_SHORT TASK:_ In the records that follow, locate every line with "value" and extract it.
* start DATASET EXCERPTS *
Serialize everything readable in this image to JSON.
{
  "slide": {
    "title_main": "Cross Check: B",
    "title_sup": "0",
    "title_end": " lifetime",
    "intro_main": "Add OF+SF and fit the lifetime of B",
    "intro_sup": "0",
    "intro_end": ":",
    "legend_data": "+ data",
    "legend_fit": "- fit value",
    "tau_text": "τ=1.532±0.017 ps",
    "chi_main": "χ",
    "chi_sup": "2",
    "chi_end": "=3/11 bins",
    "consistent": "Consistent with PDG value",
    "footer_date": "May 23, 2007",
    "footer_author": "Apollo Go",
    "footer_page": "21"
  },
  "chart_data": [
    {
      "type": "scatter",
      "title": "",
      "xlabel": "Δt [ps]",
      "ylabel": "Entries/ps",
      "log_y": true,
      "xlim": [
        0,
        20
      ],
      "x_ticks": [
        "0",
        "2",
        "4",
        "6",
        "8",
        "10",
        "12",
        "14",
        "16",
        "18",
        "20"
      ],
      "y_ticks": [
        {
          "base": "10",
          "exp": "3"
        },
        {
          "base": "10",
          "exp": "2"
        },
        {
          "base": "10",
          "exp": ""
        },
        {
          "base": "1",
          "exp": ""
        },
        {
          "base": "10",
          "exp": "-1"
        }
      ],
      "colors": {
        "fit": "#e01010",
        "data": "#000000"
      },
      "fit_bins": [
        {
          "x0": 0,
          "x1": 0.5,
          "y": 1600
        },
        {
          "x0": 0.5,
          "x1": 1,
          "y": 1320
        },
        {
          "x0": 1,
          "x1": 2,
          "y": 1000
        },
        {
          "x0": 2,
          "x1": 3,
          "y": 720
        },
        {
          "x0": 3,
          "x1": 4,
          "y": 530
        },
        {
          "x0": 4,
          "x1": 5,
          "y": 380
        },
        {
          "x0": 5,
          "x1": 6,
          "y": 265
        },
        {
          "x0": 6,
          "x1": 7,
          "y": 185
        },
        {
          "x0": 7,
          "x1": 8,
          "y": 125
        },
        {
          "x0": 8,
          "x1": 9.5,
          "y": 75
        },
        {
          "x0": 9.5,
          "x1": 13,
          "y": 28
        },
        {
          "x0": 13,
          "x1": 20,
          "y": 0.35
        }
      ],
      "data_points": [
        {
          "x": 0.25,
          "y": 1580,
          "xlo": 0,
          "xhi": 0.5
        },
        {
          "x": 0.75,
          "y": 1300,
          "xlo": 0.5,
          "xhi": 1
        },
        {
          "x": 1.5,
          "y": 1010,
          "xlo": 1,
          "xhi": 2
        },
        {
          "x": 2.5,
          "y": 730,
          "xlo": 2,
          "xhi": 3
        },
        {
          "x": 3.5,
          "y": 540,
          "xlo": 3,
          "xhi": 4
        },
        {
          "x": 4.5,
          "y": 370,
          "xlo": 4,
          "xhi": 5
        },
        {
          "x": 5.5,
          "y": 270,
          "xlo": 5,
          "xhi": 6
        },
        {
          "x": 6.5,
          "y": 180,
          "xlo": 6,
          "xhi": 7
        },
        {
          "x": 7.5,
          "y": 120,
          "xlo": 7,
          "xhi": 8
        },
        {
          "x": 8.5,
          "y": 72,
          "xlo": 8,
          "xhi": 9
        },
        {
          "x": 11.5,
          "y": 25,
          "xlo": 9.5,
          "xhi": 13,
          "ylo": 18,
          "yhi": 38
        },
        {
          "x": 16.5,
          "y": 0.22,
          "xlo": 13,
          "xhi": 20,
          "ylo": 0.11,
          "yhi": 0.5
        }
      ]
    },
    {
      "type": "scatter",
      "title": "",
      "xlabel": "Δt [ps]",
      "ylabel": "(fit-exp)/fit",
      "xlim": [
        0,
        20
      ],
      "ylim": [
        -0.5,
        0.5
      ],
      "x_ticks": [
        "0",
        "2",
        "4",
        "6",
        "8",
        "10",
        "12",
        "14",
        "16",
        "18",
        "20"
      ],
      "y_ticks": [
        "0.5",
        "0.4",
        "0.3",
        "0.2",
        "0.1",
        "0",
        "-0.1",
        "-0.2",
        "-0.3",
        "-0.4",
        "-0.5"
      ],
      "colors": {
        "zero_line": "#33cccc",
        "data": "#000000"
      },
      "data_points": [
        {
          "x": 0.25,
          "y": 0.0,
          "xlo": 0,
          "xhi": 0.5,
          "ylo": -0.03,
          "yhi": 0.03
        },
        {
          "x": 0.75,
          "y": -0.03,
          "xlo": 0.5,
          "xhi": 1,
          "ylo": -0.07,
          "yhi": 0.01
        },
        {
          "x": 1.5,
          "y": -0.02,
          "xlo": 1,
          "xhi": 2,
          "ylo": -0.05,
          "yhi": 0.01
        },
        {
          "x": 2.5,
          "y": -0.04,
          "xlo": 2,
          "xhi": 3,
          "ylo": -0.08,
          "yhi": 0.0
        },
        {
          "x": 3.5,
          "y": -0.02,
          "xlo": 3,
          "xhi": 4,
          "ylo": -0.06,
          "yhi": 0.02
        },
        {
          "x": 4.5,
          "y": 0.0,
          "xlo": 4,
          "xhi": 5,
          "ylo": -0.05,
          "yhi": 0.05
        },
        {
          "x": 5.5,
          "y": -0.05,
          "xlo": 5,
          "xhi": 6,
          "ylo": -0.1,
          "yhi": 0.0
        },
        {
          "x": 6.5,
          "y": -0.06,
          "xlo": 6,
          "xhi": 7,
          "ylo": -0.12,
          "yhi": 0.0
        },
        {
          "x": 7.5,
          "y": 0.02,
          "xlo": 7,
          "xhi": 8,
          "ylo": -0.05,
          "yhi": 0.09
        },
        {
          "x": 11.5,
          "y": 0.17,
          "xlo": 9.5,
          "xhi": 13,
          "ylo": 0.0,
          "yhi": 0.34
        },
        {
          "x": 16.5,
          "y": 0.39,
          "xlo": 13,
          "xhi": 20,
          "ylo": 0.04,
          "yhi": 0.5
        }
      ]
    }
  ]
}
* end DATASET EXCERPTS *
_OUTPUT OF THE TASK:_
    "legend_fit": "- fit value",
    "consistent": "Consistent with PDG value",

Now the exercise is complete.